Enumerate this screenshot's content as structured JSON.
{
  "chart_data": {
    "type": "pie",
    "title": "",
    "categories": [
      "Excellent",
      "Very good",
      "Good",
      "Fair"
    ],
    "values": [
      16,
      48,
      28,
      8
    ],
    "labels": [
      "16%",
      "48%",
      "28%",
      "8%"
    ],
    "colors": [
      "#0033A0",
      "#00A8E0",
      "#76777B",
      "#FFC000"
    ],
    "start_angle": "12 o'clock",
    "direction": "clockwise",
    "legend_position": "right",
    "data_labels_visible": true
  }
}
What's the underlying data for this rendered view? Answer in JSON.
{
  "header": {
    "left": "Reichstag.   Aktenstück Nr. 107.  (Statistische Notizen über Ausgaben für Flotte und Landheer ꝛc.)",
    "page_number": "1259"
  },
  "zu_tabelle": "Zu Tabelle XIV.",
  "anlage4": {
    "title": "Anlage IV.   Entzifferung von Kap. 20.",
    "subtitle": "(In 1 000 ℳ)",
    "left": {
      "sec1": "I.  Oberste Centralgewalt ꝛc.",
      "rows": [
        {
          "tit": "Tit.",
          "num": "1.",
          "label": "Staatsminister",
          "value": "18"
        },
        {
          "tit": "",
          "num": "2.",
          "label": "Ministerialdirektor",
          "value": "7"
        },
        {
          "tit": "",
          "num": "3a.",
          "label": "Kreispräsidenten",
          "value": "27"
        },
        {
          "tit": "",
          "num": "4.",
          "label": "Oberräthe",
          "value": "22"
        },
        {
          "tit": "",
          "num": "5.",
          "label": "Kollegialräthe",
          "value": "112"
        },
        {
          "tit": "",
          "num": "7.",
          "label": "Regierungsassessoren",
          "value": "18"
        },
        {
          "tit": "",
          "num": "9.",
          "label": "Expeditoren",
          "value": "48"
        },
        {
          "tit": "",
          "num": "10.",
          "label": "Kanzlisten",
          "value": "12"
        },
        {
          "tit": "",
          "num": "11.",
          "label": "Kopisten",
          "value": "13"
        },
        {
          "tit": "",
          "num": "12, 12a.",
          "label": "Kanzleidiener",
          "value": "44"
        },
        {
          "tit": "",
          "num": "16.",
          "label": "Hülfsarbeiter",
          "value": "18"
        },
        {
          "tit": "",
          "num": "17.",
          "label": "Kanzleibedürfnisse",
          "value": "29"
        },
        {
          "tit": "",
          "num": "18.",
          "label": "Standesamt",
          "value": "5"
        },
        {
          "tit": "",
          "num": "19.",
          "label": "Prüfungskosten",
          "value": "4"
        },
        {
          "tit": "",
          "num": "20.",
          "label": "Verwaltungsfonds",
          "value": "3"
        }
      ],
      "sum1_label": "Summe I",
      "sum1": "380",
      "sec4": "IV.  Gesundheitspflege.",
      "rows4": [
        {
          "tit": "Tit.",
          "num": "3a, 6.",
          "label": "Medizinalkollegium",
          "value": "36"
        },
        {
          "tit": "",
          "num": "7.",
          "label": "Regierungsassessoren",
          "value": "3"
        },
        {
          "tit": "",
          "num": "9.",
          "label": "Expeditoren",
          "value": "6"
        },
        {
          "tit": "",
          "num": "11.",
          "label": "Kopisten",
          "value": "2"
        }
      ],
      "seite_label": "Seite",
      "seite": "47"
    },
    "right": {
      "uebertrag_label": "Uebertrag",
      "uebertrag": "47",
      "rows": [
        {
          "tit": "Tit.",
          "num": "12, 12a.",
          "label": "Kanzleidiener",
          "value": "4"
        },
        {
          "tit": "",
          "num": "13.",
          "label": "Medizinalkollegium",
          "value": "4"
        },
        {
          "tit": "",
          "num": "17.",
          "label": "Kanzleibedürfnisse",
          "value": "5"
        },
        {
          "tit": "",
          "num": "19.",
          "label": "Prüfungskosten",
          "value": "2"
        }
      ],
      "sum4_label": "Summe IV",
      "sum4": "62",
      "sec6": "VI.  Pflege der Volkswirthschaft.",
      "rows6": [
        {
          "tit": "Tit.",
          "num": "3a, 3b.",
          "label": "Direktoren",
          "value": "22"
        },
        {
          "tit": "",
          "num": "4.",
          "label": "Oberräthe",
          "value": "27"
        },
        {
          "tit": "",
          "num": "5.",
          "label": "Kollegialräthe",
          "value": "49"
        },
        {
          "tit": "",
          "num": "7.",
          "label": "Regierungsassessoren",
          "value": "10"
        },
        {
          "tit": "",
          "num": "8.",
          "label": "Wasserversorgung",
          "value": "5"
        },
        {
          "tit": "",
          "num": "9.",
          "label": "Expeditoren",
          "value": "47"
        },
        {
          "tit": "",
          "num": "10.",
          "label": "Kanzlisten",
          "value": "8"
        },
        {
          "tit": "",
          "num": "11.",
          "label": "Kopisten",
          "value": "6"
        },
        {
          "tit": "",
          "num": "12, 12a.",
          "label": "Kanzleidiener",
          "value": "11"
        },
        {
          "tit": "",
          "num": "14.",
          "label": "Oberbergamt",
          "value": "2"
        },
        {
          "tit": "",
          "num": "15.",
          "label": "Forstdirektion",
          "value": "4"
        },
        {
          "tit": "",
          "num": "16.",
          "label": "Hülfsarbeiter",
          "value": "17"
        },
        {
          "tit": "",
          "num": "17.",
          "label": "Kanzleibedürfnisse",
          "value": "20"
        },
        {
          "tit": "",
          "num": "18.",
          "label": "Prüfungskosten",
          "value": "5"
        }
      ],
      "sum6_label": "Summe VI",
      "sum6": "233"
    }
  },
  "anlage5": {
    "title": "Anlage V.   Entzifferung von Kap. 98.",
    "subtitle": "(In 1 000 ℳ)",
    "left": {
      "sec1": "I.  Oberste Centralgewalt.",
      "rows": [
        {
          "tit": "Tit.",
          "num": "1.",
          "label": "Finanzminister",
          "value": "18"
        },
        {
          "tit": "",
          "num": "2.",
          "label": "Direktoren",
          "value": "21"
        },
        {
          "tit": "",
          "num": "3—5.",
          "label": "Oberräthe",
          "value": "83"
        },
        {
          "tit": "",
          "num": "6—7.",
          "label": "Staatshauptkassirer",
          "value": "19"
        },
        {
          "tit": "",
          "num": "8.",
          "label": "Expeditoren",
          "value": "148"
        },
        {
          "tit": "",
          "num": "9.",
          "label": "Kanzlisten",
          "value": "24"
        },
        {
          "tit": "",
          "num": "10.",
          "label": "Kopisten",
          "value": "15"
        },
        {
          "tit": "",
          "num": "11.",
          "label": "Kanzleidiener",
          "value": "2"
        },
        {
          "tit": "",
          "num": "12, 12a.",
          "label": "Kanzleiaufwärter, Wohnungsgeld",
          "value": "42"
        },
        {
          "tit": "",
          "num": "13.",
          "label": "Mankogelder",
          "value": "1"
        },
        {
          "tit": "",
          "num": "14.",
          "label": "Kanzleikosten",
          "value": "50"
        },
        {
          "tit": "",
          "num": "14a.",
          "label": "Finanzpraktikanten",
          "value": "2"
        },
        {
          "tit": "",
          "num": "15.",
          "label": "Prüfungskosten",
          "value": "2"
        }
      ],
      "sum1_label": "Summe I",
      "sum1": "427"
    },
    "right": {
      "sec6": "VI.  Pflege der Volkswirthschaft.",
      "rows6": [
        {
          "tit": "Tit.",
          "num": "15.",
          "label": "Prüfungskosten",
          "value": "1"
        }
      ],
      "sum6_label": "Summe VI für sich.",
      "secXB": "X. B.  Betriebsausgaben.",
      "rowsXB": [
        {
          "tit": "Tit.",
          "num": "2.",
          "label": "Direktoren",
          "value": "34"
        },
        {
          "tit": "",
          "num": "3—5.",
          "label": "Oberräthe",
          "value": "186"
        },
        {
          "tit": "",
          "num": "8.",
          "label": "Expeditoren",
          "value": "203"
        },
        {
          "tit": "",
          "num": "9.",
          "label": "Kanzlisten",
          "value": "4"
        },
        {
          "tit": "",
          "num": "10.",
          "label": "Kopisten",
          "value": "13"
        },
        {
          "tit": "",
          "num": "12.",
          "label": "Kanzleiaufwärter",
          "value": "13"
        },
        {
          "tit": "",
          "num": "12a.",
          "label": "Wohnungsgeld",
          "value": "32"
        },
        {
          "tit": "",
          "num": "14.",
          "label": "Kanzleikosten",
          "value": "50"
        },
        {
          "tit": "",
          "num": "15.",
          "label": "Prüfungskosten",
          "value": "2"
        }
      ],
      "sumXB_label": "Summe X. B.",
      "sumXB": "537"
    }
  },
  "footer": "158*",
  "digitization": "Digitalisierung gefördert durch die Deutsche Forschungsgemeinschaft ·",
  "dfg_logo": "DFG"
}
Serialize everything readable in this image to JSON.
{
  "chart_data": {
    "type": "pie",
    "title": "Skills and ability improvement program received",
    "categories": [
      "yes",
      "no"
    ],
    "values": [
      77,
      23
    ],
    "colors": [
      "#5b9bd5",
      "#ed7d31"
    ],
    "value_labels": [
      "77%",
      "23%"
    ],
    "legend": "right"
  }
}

◇ ◇ ◇

**WHAT TO WORK ON**.
Identify every line above that includes the word "Kanzleiaufwärter", and show those lines.

**ANSWER TO THE TASK**.
          "label": "Kanzleiaufwärter, Wohnungsgeld",
          "label": "Kanzleiaufwärter",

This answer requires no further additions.